[Directions] Find each line with the word "limit" and state how many there are, nothing more.

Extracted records
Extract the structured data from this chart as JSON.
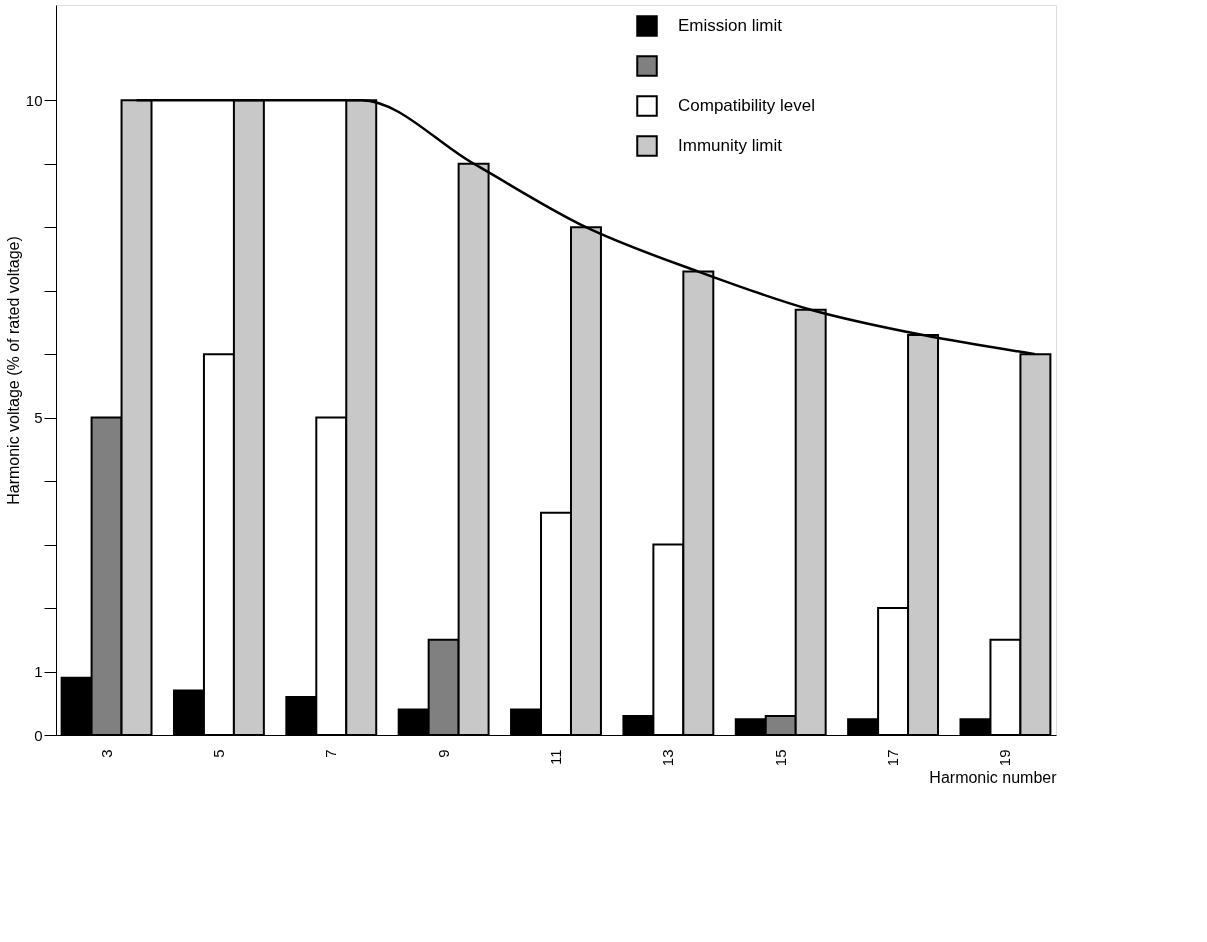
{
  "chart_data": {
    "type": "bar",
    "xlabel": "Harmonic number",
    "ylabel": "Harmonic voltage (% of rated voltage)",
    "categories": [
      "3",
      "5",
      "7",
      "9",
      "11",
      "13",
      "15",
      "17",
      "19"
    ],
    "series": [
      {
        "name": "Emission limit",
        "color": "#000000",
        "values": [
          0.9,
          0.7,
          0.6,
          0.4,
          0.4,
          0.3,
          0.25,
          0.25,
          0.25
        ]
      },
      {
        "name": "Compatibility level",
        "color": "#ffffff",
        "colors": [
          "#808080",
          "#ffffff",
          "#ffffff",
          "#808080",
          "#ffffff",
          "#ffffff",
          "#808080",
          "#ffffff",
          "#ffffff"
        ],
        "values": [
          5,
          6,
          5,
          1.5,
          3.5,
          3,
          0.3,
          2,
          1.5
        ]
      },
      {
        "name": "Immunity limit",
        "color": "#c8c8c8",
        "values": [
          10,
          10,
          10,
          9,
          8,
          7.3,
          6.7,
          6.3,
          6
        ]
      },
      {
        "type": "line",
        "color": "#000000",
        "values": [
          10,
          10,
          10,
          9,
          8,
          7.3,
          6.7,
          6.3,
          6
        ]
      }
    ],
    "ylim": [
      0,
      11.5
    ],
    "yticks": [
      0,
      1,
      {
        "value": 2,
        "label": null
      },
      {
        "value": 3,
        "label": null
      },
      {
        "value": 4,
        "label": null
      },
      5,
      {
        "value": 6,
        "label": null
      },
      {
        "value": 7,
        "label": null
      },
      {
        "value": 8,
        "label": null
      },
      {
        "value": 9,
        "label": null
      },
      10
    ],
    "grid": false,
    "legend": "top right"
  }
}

---

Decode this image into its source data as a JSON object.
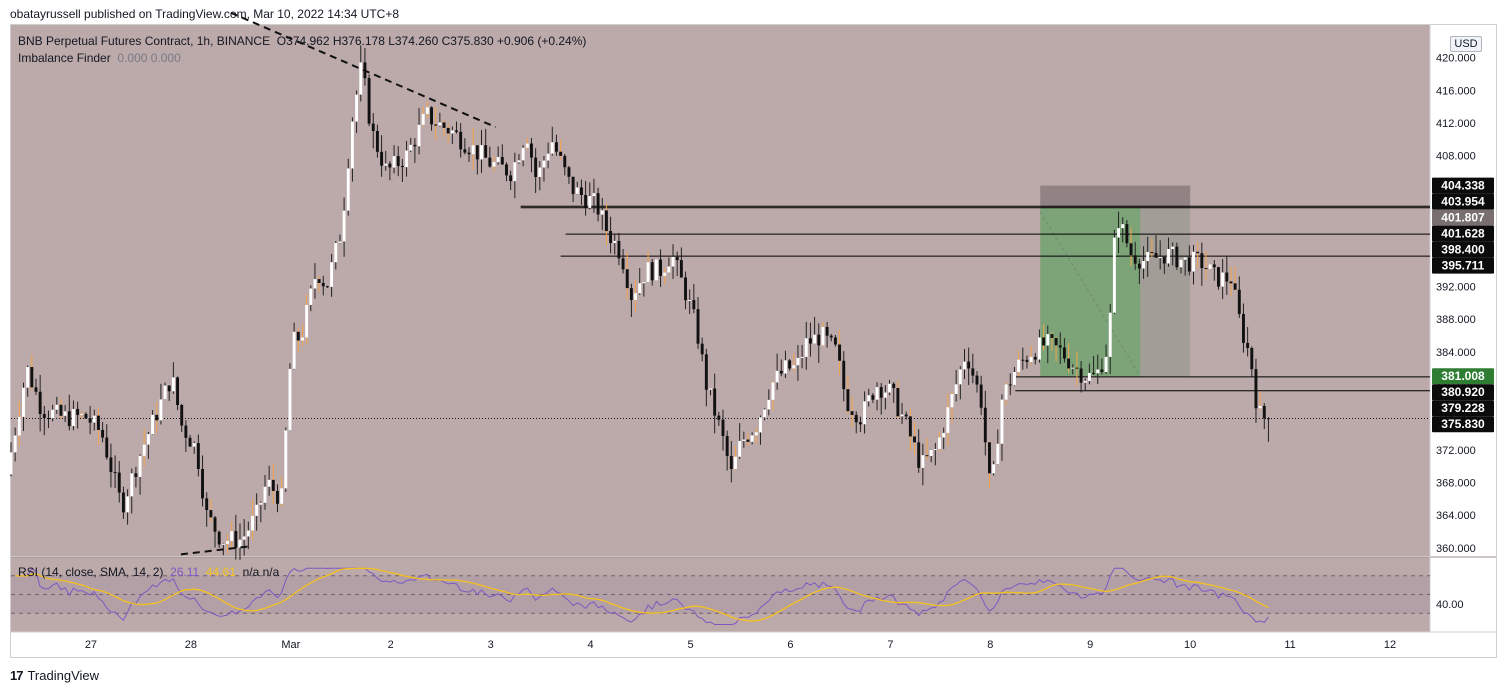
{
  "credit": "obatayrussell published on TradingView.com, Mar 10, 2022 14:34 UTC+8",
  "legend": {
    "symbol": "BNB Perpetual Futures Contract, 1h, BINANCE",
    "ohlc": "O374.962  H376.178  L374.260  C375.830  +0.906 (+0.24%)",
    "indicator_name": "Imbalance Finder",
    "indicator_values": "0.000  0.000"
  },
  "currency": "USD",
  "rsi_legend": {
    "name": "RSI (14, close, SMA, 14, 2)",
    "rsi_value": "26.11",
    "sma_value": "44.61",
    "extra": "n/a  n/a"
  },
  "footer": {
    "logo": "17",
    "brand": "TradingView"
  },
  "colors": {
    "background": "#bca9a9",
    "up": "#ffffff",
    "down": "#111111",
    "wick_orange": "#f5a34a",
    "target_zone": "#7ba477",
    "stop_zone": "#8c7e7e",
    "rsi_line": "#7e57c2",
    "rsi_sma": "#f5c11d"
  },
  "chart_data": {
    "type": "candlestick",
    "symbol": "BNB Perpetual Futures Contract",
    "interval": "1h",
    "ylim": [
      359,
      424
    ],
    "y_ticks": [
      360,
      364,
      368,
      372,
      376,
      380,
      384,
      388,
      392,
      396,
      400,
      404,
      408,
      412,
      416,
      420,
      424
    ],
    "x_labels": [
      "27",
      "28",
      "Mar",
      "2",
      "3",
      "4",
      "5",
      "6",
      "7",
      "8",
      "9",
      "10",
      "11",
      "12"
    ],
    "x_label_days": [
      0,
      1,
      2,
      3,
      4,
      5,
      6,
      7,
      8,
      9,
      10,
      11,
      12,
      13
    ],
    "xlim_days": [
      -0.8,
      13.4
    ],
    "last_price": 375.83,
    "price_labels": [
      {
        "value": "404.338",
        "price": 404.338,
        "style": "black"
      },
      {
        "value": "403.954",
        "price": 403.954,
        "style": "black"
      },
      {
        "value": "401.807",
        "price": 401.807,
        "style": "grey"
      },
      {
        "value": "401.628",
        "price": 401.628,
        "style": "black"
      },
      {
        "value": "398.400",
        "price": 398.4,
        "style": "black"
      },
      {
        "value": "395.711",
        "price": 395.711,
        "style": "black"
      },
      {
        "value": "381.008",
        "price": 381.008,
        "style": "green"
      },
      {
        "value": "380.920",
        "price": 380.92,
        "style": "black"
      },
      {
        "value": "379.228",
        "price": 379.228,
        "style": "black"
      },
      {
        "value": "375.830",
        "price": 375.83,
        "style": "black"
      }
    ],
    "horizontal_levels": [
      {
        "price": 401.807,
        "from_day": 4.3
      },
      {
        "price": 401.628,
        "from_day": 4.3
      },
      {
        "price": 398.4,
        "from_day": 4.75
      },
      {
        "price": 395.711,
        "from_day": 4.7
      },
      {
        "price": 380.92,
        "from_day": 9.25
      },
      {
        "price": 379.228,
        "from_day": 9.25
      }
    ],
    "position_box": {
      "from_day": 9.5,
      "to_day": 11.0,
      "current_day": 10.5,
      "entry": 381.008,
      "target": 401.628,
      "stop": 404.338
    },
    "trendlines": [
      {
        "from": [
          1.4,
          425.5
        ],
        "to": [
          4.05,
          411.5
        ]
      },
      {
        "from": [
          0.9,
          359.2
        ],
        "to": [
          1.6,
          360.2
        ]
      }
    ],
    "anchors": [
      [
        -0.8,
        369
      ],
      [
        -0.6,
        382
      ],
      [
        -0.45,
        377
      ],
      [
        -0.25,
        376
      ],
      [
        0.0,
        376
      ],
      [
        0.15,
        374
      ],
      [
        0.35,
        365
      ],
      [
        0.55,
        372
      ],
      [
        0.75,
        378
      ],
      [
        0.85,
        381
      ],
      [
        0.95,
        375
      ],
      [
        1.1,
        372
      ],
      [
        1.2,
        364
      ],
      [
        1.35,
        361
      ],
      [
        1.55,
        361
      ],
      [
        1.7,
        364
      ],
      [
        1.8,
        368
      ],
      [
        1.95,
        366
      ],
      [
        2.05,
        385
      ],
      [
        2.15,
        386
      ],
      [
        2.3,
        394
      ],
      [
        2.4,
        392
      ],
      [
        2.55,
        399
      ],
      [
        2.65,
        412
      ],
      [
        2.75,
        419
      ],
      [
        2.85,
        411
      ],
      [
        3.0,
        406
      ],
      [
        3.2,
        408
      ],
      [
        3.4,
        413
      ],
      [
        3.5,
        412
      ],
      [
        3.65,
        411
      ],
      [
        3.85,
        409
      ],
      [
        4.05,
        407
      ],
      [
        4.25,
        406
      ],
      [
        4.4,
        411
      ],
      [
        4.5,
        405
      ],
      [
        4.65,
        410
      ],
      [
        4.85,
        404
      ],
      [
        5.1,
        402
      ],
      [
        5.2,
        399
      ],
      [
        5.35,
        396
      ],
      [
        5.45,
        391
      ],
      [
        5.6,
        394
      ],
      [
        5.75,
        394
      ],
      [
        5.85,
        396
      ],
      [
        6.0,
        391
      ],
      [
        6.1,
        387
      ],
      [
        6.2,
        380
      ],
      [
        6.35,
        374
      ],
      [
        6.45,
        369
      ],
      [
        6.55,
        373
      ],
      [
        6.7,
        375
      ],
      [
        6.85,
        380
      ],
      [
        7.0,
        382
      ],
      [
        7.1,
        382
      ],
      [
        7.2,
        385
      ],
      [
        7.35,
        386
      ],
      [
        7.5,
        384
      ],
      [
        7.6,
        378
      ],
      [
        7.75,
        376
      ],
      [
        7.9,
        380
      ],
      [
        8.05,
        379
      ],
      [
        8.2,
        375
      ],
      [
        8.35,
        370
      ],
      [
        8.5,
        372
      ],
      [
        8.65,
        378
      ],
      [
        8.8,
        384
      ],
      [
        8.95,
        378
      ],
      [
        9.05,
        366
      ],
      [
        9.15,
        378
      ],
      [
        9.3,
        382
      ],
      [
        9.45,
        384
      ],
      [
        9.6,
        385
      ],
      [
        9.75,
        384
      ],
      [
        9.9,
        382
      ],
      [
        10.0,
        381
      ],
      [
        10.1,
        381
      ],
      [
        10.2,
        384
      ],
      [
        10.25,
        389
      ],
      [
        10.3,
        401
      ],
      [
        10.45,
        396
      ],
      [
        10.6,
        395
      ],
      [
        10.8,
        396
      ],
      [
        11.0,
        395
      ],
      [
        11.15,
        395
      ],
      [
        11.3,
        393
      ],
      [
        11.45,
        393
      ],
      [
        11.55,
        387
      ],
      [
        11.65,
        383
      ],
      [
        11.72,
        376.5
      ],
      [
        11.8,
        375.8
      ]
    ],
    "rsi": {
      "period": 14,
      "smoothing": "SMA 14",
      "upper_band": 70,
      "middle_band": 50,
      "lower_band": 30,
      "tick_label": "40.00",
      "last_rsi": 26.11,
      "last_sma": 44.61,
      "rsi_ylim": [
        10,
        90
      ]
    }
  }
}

[Finished exercise] 2